● **Task prompt**: Copy each line of the entries that contains the word "AIOLI".

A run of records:

- - - - - - -

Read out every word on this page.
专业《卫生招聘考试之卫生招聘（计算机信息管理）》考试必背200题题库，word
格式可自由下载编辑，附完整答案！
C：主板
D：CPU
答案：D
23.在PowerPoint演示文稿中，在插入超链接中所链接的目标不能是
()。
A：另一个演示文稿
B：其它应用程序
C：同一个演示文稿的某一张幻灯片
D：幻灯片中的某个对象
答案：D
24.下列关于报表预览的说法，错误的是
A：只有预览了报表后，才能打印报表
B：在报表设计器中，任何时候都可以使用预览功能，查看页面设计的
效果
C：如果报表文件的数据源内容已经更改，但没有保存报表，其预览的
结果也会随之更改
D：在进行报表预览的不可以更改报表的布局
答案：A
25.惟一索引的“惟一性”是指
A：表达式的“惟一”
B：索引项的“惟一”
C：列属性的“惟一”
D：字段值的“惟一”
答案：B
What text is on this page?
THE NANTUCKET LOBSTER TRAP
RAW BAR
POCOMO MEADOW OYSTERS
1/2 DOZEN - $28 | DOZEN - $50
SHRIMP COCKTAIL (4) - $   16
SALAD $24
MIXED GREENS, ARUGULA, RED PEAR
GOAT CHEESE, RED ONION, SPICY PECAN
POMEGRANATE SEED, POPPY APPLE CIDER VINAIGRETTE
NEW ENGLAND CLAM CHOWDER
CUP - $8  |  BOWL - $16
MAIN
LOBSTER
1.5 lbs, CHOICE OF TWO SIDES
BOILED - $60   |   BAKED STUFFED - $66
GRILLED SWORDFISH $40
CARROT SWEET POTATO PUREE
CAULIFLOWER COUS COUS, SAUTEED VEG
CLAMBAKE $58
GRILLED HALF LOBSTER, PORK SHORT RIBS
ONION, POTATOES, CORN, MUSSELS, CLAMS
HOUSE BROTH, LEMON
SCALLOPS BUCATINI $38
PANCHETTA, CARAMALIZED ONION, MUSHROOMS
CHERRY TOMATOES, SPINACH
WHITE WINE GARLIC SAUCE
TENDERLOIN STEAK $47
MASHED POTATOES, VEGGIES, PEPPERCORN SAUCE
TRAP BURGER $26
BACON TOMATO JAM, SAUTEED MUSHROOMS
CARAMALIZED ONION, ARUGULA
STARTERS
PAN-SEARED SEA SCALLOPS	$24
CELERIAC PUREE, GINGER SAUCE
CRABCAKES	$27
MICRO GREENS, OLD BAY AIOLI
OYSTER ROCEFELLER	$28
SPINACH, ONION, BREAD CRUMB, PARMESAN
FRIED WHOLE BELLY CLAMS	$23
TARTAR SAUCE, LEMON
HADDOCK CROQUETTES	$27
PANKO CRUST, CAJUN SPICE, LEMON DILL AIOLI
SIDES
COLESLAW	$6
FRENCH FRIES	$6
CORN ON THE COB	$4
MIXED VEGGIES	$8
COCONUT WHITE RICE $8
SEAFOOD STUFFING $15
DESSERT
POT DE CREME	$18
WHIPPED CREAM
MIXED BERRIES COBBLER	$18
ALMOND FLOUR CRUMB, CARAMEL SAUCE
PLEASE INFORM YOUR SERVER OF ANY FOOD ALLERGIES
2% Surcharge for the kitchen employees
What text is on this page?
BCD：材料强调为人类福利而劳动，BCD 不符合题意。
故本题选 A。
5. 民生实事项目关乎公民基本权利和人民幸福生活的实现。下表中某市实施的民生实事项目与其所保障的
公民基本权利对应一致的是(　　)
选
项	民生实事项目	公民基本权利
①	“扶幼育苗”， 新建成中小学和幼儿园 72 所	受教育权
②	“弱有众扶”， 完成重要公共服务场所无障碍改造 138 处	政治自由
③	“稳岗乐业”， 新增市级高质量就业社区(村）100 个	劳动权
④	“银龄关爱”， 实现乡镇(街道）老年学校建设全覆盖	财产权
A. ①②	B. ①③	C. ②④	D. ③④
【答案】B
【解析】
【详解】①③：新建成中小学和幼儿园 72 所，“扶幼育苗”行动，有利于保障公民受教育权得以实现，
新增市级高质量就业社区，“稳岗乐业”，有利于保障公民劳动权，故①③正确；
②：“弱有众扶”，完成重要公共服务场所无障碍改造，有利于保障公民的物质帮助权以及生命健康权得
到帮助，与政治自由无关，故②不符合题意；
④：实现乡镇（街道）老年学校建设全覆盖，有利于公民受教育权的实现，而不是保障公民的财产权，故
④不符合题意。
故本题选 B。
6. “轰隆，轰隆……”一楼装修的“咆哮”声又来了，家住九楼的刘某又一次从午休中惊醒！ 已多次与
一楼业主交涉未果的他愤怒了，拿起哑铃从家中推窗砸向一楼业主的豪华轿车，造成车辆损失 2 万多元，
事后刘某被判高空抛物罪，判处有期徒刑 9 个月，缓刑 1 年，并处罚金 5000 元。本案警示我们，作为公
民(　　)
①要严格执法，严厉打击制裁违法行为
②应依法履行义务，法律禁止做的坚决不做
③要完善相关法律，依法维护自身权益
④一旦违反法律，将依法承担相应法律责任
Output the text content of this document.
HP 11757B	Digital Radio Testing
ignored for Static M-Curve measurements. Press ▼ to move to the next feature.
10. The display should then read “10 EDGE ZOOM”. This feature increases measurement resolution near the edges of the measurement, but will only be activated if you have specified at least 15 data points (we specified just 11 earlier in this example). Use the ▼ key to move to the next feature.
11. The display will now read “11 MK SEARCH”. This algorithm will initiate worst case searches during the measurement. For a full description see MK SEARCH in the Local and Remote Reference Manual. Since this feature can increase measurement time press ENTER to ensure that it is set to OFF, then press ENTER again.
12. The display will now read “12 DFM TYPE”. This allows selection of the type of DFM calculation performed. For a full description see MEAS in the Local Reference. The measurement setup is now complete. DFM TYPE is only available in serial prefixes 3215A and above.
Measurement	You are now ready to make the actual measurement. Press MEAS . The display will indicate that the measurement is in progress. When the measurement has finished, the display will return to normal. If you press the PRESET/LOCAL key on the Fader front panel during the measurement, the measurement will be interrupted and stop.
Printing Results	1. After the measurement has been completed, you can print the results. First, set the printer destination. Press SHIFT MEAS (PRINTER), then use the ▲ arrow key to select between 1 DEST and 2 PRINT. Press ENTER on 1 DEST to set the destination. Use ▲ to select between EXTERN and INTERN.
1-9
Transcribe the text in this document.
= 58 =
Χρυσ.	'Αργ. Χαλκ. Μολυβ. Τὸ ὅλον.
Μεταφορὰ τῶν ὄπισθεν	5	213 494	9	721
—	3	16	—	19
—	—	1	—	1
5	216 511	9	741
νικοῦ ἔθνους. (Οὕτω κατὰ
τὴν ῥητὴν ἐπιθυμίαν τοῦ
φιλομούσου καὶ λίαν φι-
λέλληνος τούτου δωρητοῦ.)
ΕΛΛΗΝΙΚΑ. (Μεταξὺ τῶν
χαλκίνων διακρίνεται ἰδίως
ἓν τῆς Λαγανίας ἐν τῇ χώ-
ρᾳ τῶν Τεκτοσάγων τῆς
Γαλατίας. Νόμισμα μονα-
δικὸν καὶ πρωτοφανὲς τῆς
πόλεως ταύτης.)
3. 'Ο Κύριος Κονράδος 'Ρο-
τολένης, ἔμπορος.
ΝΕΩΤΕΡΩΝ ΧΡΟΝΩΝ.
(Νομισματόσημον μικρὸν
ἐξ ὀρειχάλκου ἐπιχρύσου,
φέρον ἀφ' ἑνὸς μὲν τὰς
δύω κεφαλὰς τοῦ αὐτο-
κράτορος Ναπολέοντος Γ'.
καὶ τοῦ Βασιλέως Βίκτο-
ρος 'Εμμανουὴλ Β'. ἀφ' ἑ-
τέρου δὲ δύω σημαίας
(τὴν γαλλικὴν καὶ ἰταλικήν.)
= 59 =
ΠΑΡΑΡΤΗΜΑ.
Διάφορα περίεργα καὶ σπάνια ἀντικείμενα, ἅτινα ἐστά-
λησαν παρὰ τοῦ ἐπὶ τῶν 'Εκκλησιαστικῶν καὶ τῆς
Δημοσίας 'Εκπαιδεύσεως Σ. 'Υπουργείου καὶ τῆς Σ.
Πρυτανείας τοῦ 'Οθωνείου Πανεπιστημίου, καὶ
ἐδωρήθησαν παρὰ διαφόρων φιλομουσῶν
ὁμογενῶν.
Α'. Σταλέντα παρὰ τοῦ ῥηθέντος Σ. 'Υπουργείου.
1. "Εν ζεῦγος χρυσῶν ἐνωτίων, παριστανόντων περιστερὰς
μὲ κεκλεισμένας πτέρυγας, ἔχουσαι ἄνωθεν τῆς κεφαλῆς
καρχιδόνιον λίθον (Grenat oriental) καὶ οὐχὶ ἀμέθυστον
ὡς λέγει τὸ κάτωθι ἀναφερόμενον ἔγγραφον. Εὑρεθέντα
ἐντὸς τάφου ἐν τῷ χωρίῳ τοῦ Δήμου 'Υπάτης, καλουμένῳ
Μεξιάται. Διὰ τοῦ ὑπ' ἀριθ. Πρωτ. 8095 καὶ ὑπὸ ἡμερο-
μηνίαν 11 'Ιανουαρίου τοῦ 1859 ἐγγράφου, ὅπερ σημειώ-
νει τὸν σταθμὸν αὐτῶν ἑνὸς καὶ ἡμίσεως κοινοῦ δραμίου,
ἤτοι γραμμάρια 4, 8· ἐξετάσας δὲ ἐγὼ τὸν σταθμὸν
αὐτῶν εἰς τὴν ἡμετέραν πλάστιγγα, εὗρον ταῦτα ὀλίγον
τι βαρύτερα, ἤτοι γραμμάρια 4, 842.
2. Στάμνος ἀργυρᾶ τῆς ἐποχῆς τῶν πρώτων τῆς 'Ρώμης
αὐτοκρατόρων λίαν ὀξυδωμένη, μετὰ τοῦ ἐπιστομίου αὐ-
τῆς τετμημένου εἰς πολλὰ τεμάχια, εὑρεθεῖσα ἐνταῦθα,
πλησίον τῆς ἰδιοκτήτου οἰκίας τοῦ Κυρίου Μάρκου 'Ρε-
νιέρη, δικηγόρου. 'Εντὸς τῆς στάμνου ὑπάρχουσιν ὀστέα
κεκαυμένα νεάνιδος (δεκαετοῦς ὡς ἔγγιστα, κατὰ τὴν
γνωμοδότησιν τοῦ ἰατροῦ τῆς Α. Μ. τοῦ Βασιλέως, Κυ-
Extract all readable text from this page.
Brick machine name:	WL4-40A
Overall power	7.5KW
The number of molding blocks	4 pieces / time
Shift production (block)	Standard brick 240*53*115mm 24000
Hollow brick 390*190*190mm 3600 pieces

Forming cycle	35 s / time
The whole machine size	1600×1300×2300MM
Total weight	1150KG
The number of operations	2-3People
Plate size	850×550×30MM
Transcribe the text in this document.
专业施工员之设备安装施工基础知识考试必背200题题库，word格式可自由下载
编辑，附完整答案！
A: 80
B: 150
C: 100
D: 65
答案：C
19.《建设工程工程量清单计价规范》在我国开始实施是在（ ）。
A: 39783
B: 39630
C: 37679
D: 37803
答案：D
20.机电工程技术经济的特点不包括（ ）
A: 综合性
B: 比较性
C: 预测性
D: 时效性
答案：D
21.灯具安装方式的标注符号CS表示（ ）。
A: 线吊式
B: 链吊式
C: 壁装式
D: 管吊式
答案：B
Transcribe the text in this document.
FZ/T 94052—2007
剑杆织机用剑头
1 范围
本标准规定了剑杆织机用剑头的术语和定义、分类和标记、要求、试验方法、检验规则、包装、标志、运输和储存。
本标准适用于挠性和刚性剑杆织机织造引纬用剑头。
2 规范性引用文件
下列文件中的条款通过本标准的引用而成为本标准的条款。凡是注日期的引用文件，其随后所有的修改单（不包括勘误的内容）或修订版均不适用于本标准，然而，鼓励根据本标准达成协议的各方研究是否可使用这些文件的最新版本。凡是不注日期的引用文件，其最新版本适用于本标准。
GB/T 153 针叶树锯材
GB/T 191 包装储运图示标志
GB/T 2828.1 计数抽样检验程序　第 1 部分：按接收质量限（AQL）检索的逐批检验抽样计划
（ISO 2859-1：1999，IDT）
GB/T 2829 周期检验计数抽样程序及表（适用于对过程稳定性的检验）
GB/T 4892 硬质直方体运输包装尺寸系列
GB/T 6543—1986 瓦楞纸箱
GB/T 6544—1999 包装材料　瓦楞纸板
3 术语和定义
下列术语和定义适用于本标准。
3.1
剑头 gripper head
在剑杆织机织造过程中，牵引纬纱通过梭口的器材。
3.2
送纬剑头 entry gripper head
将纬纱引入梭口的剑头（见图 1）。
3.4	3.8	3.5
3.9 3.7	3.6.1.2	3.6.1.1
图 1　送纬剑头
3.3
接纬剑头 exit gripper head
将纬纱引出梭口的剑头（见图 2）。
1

- - - - - - -

● **Task solution**:
MICRO GREENS, OLD BAY AIOLI
PANKO CRUST, CAJUN SPICE, LEMON DILL AIOLI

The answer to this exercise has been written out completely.